======== Stored data ========

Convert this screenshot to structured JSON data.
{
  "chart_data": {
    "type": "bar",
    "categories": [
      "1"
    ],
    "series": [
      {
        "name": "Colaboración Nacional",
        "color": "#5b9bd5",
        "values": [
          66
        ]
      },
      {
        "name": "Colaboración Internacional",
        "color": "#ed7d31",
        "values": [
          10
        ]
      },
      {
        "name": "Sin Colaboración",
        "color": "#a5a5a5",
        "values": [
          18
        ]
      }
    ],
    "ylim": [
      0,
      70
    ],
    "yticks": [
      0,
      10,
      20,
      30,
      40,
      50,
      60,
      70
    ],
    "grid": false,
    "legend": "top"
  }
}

========

(Request)
Reproduce the whole listing word for word.

(Task output)
Convert this screenshot to structured JSON data.
{
  "chart_data": {
    "type": "bar",
    "categories": [
      "1"
    ],
    "series": [
      {
        "name": "Colaboración Nacional",
        "color": "#5b9bd5",
        "values": [
          66
        ]
      },
      {
        "name": "Colaboración Internacional",
        "color": "#ed7d31",
        "values": [
          10
        ]
      },
      {
        "name": "Sin Colaboración",
        "color": "#a5a5a5",
        "values": [
          18
        ]
      }
    ],
    "ylim": [
      0,
      70
    ],
    "yticks": [
      0,
      10,
      20,
      30,
      40,
      50,
      60,
      70
    ],
    "grid": false,
    "legend": "top"
  }
}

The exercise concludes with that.